---- Quoted passage

Six cases of snakebite in horses were studied: Five horses, two males and three females ranging in age from six months to eight years, and one five-year-old female mule, belonging to five properties, three of which were located in the municipalities of Castanhal and two in Rondon do Pará, state of Pará, Brazil. Medical history was obtained during visits to the properties where the cases occurred. These visits occurred sporadically, as requested by the farm owner to the veterinarians of the Veterinary Hospital of the UFPA. At that time, the clinical examination of the animals was performed according to Feitosa (2014) by the veterinary team that provided the care. In one case, it was possible to identify the snake on the property. In contrast, in the remaining cases, the veterinarians established the diagnosis of snakebite based on history, clinical signs, clinicopathological findings, and the exclusion of differential diagnoses.

--------
---- Supplied data

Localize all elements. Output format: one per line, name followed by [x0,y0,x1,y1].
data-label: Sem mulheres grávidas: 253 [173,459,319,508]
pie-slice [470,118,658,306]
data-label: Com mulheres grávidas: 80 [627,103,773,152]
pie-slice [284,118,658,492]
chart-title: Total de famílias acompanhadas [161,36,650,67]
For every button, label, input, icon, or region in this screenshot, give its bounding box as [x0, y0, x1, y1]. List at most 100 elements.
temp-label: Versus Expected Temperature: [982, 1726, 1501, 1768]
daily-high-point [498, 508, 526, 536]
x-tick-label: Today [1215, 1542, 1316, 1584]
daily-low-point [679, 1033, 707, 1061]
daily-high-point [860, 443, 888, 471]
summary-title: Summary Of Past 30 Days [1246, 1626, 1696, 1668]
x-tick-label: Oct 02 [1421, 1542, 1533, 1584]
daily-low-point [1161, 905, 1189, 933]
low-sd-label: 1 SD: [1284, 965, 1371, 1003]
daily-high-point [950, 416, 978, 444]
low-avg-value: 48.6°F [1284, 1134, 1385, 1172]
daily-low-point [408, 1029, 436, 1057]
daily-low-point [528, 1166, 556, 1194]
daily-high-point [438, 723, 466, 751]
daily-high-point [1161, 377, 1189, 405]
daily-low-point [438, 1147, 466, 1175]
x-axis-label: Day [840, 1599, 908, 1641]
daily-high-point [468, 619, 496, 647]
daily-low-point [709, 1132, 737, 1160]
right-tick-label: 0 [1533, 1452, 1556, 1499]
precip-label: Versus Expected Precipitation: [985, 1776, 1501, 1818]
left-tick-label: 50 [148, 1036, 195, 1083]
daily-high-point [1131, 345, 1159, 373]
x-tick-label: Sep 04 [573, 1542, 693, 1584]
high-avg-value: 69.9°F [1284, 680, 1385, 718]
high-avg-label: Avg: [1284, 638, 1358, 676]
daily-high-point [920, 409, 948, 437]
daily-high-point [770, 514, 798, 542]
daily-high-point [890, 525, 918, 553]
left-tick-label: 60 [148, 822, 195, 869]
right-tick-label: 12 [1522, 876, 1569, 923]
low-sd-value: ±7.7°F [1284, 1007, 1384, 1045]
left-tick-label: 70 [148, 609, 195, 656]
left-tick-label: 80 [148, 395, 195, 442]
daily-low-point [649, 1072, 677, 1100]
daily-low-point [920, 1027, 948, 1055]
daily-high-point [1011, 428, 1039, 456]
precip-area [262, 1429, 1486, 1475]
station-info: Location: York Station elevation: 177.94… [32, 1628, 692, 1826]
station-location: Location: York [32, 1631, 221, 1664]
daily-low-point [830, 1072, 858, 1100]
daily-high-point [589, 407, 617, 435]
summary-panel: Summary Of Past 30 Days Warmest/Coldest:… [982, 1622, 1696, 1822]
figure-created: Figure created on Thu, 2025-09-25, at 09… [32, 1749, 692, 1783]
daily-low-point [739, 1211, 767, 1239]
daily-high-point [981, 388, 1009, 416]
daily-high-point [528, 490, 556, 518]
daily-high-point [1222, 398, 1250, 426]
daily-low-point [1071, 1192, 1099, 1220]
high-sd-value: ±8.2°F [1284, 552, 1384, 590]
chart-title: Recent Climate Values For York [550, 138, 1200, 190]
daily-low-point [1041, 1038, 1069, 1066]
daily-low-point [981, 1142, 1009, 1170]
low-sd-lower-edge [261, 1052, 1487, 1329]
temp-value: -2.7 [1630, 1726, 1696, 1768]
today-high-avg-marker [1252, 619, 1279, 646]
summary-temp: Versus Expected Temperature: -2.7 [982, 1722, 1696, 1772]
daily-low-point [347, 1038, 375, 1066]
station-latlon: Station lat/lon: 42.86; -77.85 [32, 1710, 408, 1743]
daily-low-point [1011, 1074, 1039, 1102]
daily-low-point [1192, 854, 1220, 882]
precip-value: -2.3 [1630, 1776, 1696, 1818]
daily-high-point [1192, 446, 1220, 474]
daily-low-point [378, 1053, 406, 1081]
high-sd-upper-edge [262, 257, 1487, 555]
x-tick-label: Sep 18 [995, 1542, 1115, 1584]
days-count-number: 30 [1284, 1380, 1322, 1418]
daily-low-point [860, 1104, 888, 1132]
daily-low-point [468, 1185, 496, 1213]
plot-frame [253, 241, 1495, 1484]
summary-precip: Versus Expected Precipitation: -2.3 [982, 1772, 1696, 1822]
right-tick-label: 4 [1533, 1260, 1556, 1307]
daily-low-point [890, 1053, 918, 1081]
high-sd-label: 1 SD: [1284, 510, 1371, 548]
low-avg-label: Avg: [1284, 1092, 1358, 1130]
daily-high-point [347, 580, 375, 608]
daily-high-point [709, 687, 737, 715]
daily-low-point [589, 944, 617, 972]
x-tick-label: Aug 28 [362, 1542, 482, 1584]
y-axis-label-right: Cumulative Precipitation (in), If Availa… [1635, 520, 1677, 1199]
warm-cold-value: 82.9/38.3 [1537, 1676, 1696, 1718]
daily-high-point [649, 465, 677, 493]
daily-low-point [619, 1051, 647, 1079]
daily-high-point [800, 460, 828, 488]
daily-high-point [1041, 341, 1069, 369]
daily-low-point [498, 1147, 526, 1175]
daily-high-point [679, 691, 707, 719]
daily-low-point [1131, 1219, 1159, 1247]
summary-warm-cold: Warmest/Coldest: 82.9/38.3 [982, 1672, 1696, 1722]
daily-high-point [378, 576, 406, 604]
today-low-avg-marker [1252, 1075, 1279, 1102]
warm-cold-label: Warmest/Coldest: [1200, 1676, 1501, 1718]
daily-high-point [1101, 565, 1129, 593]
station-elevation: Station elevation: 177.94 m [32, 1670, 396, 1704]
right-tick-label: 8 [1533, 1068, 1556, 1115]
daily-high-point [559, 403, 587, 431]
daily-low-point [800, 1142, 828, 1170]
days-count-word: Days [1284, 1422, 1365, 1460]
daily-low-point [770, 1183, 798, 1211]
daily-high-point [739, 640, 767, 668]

--------

Questions on the material:
(A) Answer these questions using the passage on snakebite in horses:
(i) How many cases of snakebite were studied in total?
(ii) In which two municipalities were the properties located?
(iii) In how many cases was it possible to identify the snake on the property?
(B) Continue the passage on snakebite in horses, picking up after its final sentence.
These rows were taken from a different source than the passage on snakebite in horses.

Responses:
(A)
(i) Six cases were studied.
(ii) The properties were in Castanhal and Rondon do Pará.
(iii) The snake was identified in one case.

(B)
Four animals (Equine 2-5) were treated with a single dose of intravenous polyvalent antivenom Master Soro Plus®, using a 20ml ampoule, corresponding to the neutralization of 100mg of Bothrops jararaca venom, 100mg of Lachesis muta venom and 30mg of Crotalus durissus terrificus venom, as indicated by the manufacturer. The foal (Equine 2) received the medication between 6 and 8 hours and the other horses (3-5) between 18 and 24 hours after the bite. In addition, Equine 5 received dexamethasone 0.05mg/kg/day IM (flunixin meglumine 0.25mg/kg/ IM every 8 hours and ceftiofur 2.2mg/kg/ IM every 24 hours), in addition to hydration with 0.9% saline, 5% glucose, and lactate Ringer solution for five days. Equine 2 also received anti-inflammatory treatment and fluid therapy.
In Equine 4, an EDTA blood sample was collected to obtain a blood count and coagulogram, and in Equine 5, globular volume and coagulogram. Necropsy was performed in Equines 4 and 5, and fragments of various organs and tissues were collected and conditioned in 10% formaldehyde. The collected material was sent for histological examination, routinely processed, and stained with hematoxylin-eosin (HE) in the “Setor de Anatomia Patológica” (Department of Pathological Anatomy) of the “Universidade Federal Rural do Rio de Janeiro” (UFRRJ) and in the “Departamento de Patologia” (Department of Pathology) of the “Universidade Federal do Rio Grande do Sul” (UFRGS).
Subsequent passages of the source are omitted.